>> START MATERIAL PROVIDED

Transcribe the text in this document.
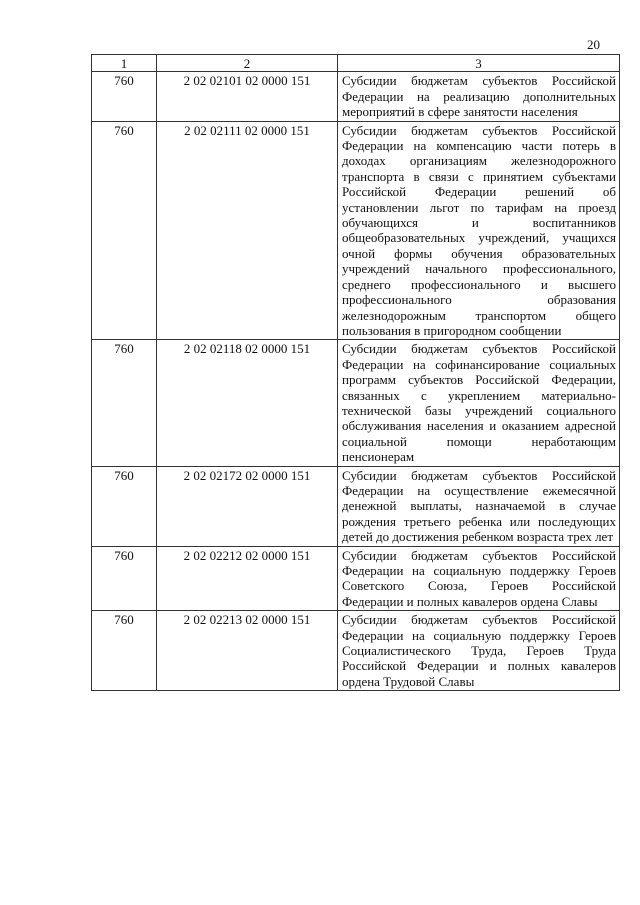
20
1	2	3
760	2 02 02101 02 0000 151	Субсидии бюджетам субъектов Российской Федерации на реализацию дополнительных мероприятий в сфере занятости населения
760	2 02 02111 02 0000 151	Субсидии бюджетам субъектов Российской Федерации на компенсацию части потерь в доходах организациям железнодорожного транспорта в связи с принятием субъектами Российской Федерации решений об установлении льгот по тарифам на проезд обучающихся и воспитанников общеобразовательных учреждений, учащихся очной формы обучения образовательных учреждений начального профессионального, среднего профессионального и высшего профессионального образования железнодорожным транспортом общего пользования в пригородном сообщении
760	2 02 02118 02 0000 151	Субсидии бюджетам субъектов Российской Федерации на софинансирование социальных программ субъектов Российской Федерации, связанных с укреплением материально-технической базы учреждений социального обслуживания населения и оказанием адресной социальной помощи неработающим пенсионерам
760	2 02 02172 02 0000 151	Субсидии бюджетам субъектов Российской Федерации на осуществление ежемесячной денежной выплаты, назначаемой в случае рождения третьего ребенка или последующих детей до достижения ребенком возраста трех лет
760	2 02 02212 02 0000 151	Субсидии бюджетам субъектов Российской Федерации на социальную поддержку Героев Советского Союза, Героев Российской Федерации и полных кавалеров ордена Славы
760	2 02 02213 02 0000 151	Субсидии бюджетам субъектов Российской Федерации на социальную поддержку Героев Социалистического Труда, Героев Труда Российской Федерации и полных кавалеров ордена Трудовой Славы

>> END MATERIAL PROVIDED

Leave the pictures out and reproduce each record exactly as written.

Transcribe the text in this document.
20
1	2	3
760	2 02 02101 02 0000 151	Субсидии бюджетам субъектов Российской Федерации на реализацию дополнительных мероприятий в сфере занятости населения
760	2 02 02111 02 0000 151	Субсидии бюджетам субъектов Российской Федерации на компенсацию части потерь в доходах организациям железнодорожного транспорта в связи с принятием субъектами Российской Федерации решений об установлении льгот по тарифам на проезд обучающихся и воспитанников общеобразовательных учреждений, учащихся очной формы обучения образовательных учреждений начального профессионального, среднего профессионального и высшего профессионального образования железнодорожным транспортом общего пользования в пригородном сообщении
760	2 02 02118 02 0000 151	Субсидии бюджетам субъектов Российской Федерации на софинансирование социальных программ субъектов Российской Федерации, связанных с укреплением материально-технической базы учреждений социального обслуживания населения и оказанием адресной социальной помощи неработающим пенсионерам
760	2 02 02172 02 0000 151	Субсидии бюджетам субъектов Российской Федерации на осуществление ежемесячной денежной выплаты, назначаемой в случае рождения третьего ребенка или последующих детей до достижения ребенком возраста трех лет
760	2 02 02212 02 0000 151	Субсидии бюджетам субъектов Российской Федерации на социальную поддержку Героев Советского Союза, Героев Российской Федерации и полных кавалеров ордена Славы
760	2 02 02213 02 0000 151	Субсидии бюджетам субъектов Российской Федерации на социальную поддержку Героев Социалистического Труда, Героев Труда Российской Федерации и полных кавалеров ордена Трудовой Славы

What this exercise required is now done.